# Exercise goal
Scan the material that follows. Copy every line containing the word "content".

# Rows
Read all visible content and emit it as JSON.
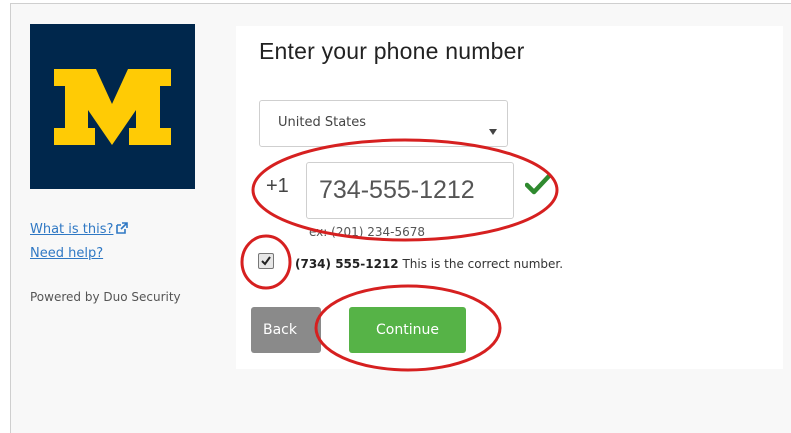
{
  "logo": {
    "name": "University of Michigan block M logo",
    "icon": "block-m-logo"
  },
  "sidebar": {
    "what_is_this": "What is this?",
    "need_help": "Need help?",
    "powered_by": "Powered by Duo Security"
  },
  "form": {
    "title": "Enter your phone number",
    "country_selected": "United States",
    "prefix": "+1",
    "phone_value": "734-555-1212",
    "example": "ex: (201) 234-5678",
    "confirm_number": "(734) 555-1212",
    "confirm_text": " This is the correct number.",
    "confirm_checked": true
  },
  "buttons": {
    "back_label": "Back",
    "continue_label": "Continue"
  },
  "colors": {
    "logo_bg": "#00274c",
    "logo_m": "#ffcb05",
    "continue": "#56b347",
    "back": "#8a8a8a",
    "link": "#2f78c4",
    "annotation": "#d62020",
    "check": "#2f8a2f"
  }
}
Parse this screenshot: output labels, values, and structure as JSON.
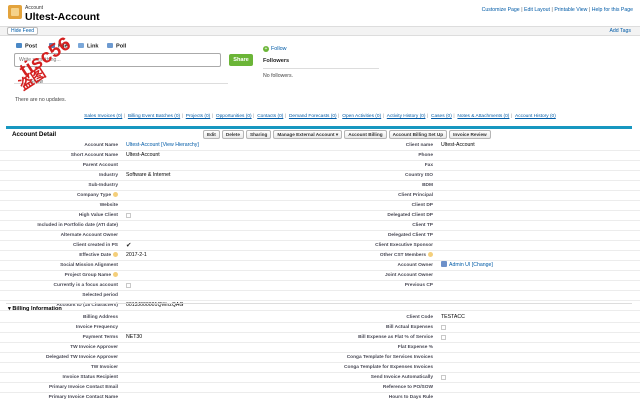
{
  "header": {
    "kind": "Account",
    "title": "Ultest-Account",
    "links": [
      "Customize Page",
      "Edit Layout",
      "Printable View",
      "Help for this Page"
    ],
    "link_sep": " | "
  },
  "feedbar": {
    "hide_feed": "Hide Feed",
    "add_tags": "Add Tags"
  },
  "feed": {
    "tabs": [
      "Post",
      "File",
      "Link",
      "Poll"
    ],
    "placeholder": "Write something...",
    "share": "Share",
    "follow": "Follow",
    "followers_title": "Followers",
    "no_followers": "No followers.",
    "show": "Show",
    "no_updates": "There are no updates."
  },
  "watermark": {
    "main": "tisc56",
    "sub": "盗图"
  },
  "related_links": [
    "Sales Invoices (0)",
    "Billing Event Batches (0)",
    "Projects (0)",
    "Opportunities (0)",
    "Contacts (0)",
    "Demand Forecasts (0)",
    "Open Activities (0)",
    "Activity History (0)",
    "Cases (0)",
    "Notes & Attachments (0)",
    "Account History (0)"
  ],
  "detail": {
    "title": "Account Detail",
    "buttons": [
      "Edit",
      "Delete",
      "Sharing",
      "Manage External Account ▾",
      "Account Billing",
      "Account Billing Set Up",
      "Invoice Review"
    ],
    "rows": [
      {
        "l": "Account Name",
        "lv": "Ultest-Account [View Hierarchy]",
        "r": "Client name",
        "rv": "Ultest-Account"
      },
      {
        "l": "Short Account Name",
        "lv": "Ultest-Account",
        "r": "Phone",
        "rv": ""
      },
      {
        "l": "Parent Account",
        "lv": "",
        "r": "Fax",
        "rv": ""
      },
      {
        "l": "Industry",
        "lv": "Software & Internet",
        "r": "Country ISO",
        "rv": ""
      },
      {
        "l": "Sub-Industry",
        "lv": "",
        "r": "BDM",
        "rv": ""
      },
      {
        "l": "Company Type",
        "lv": "",
        "r": "Client Principal",
        "rv": ""
      },
      {
        "l": "Website",
        "lv": "",
        "r": "Client DP",
        "rv": ""
      },
      {
        "l": "High Value Client",
        "lv": "",
        "r": "Delegated Client DP",
        "rv": ""
      },
      {
        "l": "Included in Portfolio date (ATI date)",
        "lv": "",
        "r": "Client TP",
        "rv": ""
      },
      {
        "l": "Alternate Account Owner",
        "lv": "",
        "r": "Delegated Client TP",
        "rv": ""
      },
      {
        "l": "Client created in PS",
        "lv": "✔",
        "r": "Client Executive Sponsor",
        "rv": ""
      },
      {
        "l": "Effective Date",
        "lv": "2017-2-1",
        "r": "Other CST Members",
        "rv": ""
      },
      {
        "l": "Social Mission Alignment",
        "lv": "",
        "r": "Account Owner",
        "rv": "Admin UI [Change]"
      },
      {
        "l": "Project Group Name",
        "lv": "",
        "r": "Joint Account Owner",
        "rv": ""
      },
      {
        "l": "Currently is a focus account",
        "lv": "",
        "r": "Previous CP",
        "rv": ""
      },
      {
        "l": "Selected period",
        "lv": "",
        "r": "",
        "rv": ""
      },
      {
        "l": "Account ID (18 Characters)",
        "lv": "0013J000001QWnzQAG",
        "r": "",
        "rv": ""
      }
    ]
  },
  "billing": {
    "title": "Billing Information",
    "rows": [
      {
        "l": "Billing Address",
        "lv": "",
        "r": "Client Code",
        "rv": "TESTACC"
      },
      {
        "l": "Invoice Frequency",
        "lv": "",
        "r": "Bill Actual Expenses",
        "rv": ""
      },
      {
        "l": "Payment Terms",
        "lv": "NET30",
        "r": "Bill Expense as Flat % of Service",
        "rv": ""
      },
      {
        "l": "TW Invoice Approver",
        "lv": "",
        "r": "Flat Expense %",
        "rv": ""
      },
      {
        "l": "Delegated TW Invoice Approver",
        "lv": "",
        "r": "Conga Template for Services Invoices",
        "rv": ""
      },
      {
        "l": "TW Invoicer",
        "lv": "",
        "r": "Conga Template for Expenses Invoices",
        "rv": ""
      },
      {
        "l": "Invoice Status Recipient",
        "lv": "",
        "r": "Send Invoice Automatically",
        "rv": ""
      },
      {
        "l": "Primary Invoice Contact Email",
        "lv": "",
        "r": "Reference to PO/SOW",
        "rv": ""
      },
      {
        "l": "Primary Invoice Contact Name",
        "lv": "",
        "r": "Hours to Days Rule",
        "rv": ""
      }
    ]
  },
  "colors": {
    "link": "#015ba7",
    "panel_accent": "#1797c0",
    "share": "#6bb537",
    "watermark": "#d42020"
  }
}
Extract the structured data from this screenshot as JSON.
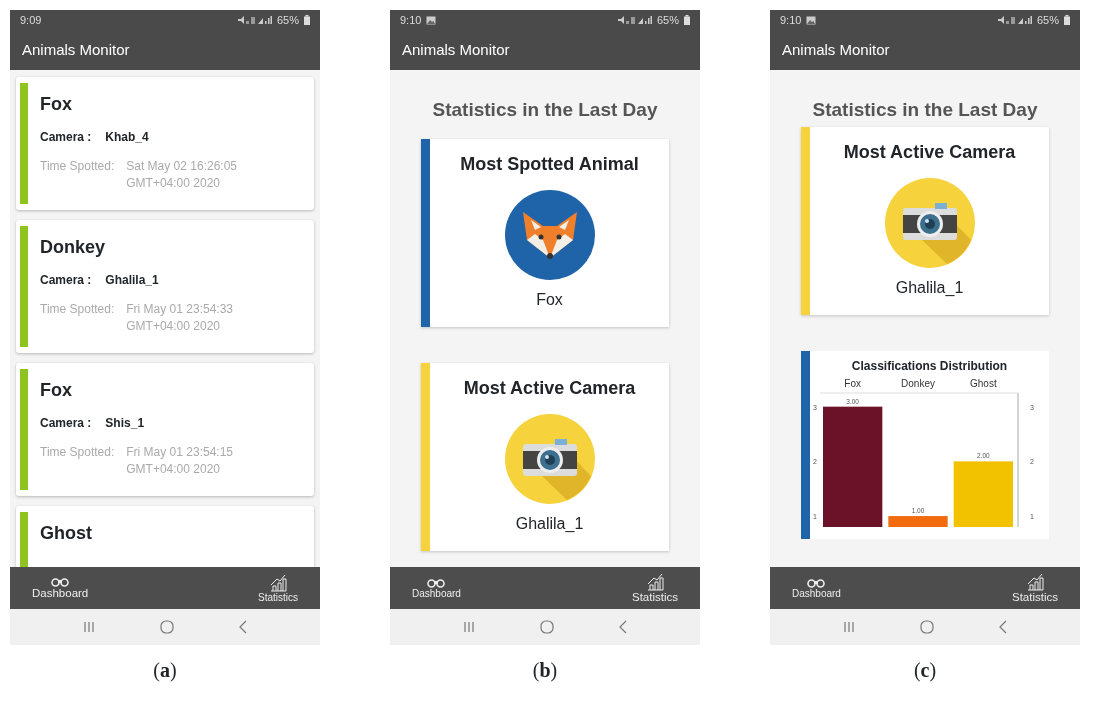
{
  "panels": [
    {
      "caption": "(**a**)",
      "status_bar": {
        "time": "9:09",
        "image_notice": false,
        "battery": "65%"
      },
      "app_bar": {
        "title": "Animals Monitor"
      },
      "screen": {
        "kind": "dashboard",
        "cards": [
          {
            "animal": "Fox",
            "camera_label": "Camera :",
            "camera": "Khab_4",
            "time_label": "Time Spotted:",
            "time": "Sat May 02 16:26:05 GMT+04:00 2020"
          },
          {
            "animal": "Donkey",
            "camera_label": "Camera :",
            "camera": "Ghalila_1",
            "time_label": "Time Spotted:",
            "time": "Fri May 01 23:54:33 GMT+04:00 2020"
          },
          {
            "animal": "Fox",
            "camera_label": "Camera :",
            "camera": "Shis_1",
            "time_label": "Time Spotted:",
            "time": "Fri May 01 23:54:15 GMT+04:00 2020"
          },
          {
            "animal": "Ghost"
          }
        ]
      },
      "bottom_nav": [
        {
          "label": "Dashboard",
          "selected": true
        },
        {
          "label": "Statistics",
          "selected": false
        }
      ]
    },
    {
      "caption": "(**b**)",
      "status_bar": {
        "time": "9:10",
        "image_notice": true,
        "battery": "65%"
      },
      "app_bar": {
        "title": "Animals Monitor"
      },
      "screen": {
        "kind": "statistics",
        "title": "Statistics in the Last Day",
        "cards": [
          {
            "kind": "animal",
            "title": "Most Spotted Animal",
            "value": "Fox",
            "color": "#1f63a8"
          },
          {
            "kind": "camera",
            "title": "Most Active Camera",
            "value": "Ghalila_1",
            "color": "#f6d23c"
          }
        ]
      },
      "bottom_nav": [
        {
          "label": "Dashboard",
          "selected": false
        },
        {
          "label": "Statistics",
          "selected": true
        }
      ]
    },
    {
      "caption": "(**c**)",
      "status_bar": {
        "time": "9:10",
        "image_notice": true,
        "battery": "65%"
      },
      "app_bar": {
        "title": "Animals Monitor"
      },
      "screen": {
        "kind": "statistics",
        "title": "Statistics in the Last Day",
        "cards": [
          {
            "kind": "camera",
            "title": "Most Active Camera",
            "value": "Ghalila_1",
            "color": "#f6d23c"
          },
          {
            "kind": "chart",
            "color": "#1f63a8",
            "chart_data": {
              "type": "bar",
              "title": "Classifications Distribution",
              "categories": [
                "Fox",
                "Donkey",
                "Ghost"
              ],
              "ylim": [
                0.8,
                3.25
              ],
              "yticks": [
                1,
                2,
                3
              ],
              "annotations": [
                "1",
                "2",
                "3"
              ],
              "value_labels": [
                "3.00",
                "1.00",
                "2.00"
              ],
              "series": [
                {
                  "color": "#6b1228",
                  "values": [
                    3,
                    null,
                    null
                  ]
                },
                {
                  "color": "#f26b0f",
                  "values": [
                    null,
                    1,
                    null
                  ]
                },
                {
                  "color": "#f2c200",
                  "values": [
                    null,
                    null,
                    2
                  ]
                }
              ]
            }
          }
        ]
      },
      "bottom_nav": [
        {
          "label": "Dashboard",
          "selected": false
        },
        {
          "label": "Statistics",
          "selected": true
        }
      ]
    }
  ]
}
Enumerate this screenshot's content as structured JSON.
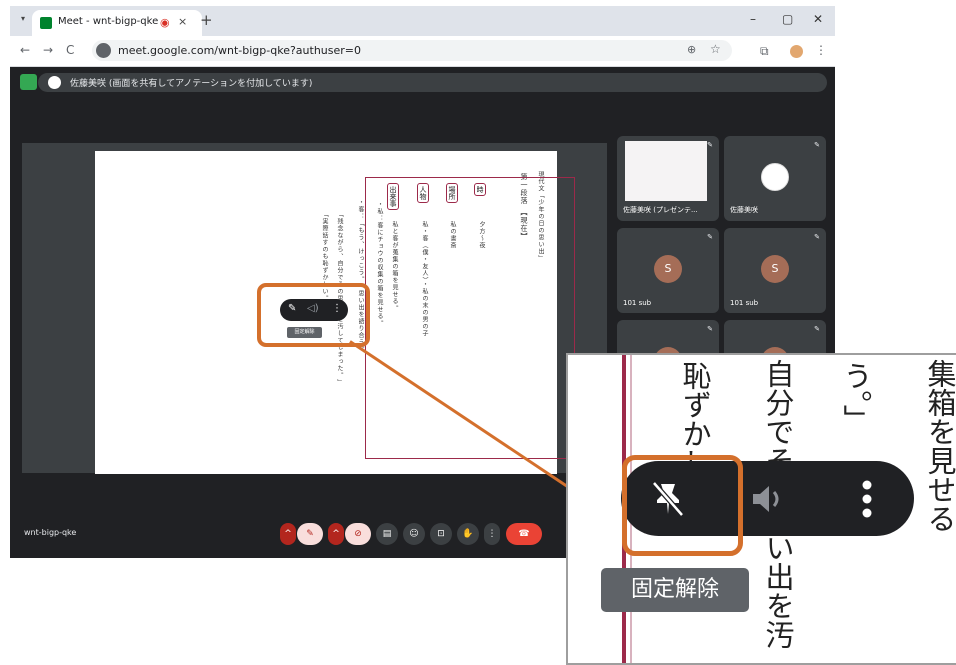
{
  "browser": {
    "tab_title": "Meet - wnt-bigp-qke",
    "tab_close": "×",
    "new_tab": "+",
    "rec_indicator": "◉",
    "tab_dropdown": "▾",
    "min": "–",
    "max": "▢",
    "close": "✕",
    "back": "←",
    "forward": "→",
    "reload": "C",
    "url": "meet.google.com/wnt-bigp-qke?authuser=0",
    "zoom_icon": "⊕",
    "star_icon": "☆",
    "ext_icon": "⧉",
    "menu_icon": "⋮"
  },
  "meet": {
    "share_banner": "佐藤美咲 (画面を共有してアノテーションを付加しています)",
    "meeting_code": "wnt-bigp-qke",
    "tiles": [
      {
        "name": "佐藤美咲 (プレゼンテ...",
        "pin": "✎",
        "type": "thumb"
      },
      {
        "name": "佐藤美咲",
        "pin": "✎",
        "type": "avatar-white",
        "avatar": ""
      },
      {
        "name": "101 sub",
        "pin": "✎",
        "type": "avatar",
        "avatar": "S"
      },
      {
        "name": "101 sub",
        "pin": "✎",
        "type": "avatar",
        "avatar": "S"
      },
      {
        "name": "",
        "pin": "✎",
        "type": "avatar",
        "avatar": ""
      },
      {
        "name": "",
        "pin": "✎",
        "type": "avatar",
        "avatar": ""
      }
    ],
    "hover_controls": {
      "unpin_icon": "✎",
      "audio_icon": "◁)",
      "more_icon": "⋮",
      "tooltip": "固定解除"
    },
    "controls": {
      "caret": "^",
      "mic": "✎",
      "cam": "⊘",
      "captions": "▤",
      "emoji": "☺",
      "present": "⊡",
      "hand": "✋",
      "more": "⋮",
      "end": "☎"
    }
  },
  "slide": {
    "heading": "現代文「少年の日の思い出」",
    "section": "第一段落 【現在】",
    "tags": [
      "時",
      "場所",
      "人物",
      "出来事"
    ],
    "time_value": "夕方〜夜",
    "place_value": "私の書斎",
    "people_value": "私・客（僕・友人）・私の末の男の子",
    "event_line1": "私と客が蒐集の箱を見せる。",
    "event_line2": "・私：客にチョウの収集の箱を見せる。",
    "event_line3": "・客：「もう、けっこう。」思い出を語り合う。",
    "event_line4": "「残念ながら、自分でその思い出を汚してしまった。」",
    "event_line5": "「実際話すのも恥ずかしい。」"
  },
  "inset": {
    "col1": "集箱を見せる",
    "col2": "う。」",
    "col3": "自分でその思い出を汚",
    "col4": "恥ずかしい」",
    "tooltip": "固定解除"
  }
}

# Solution
Read all visible content and emit it as JSON.
Enumerate this screenshot's content as structured JSON.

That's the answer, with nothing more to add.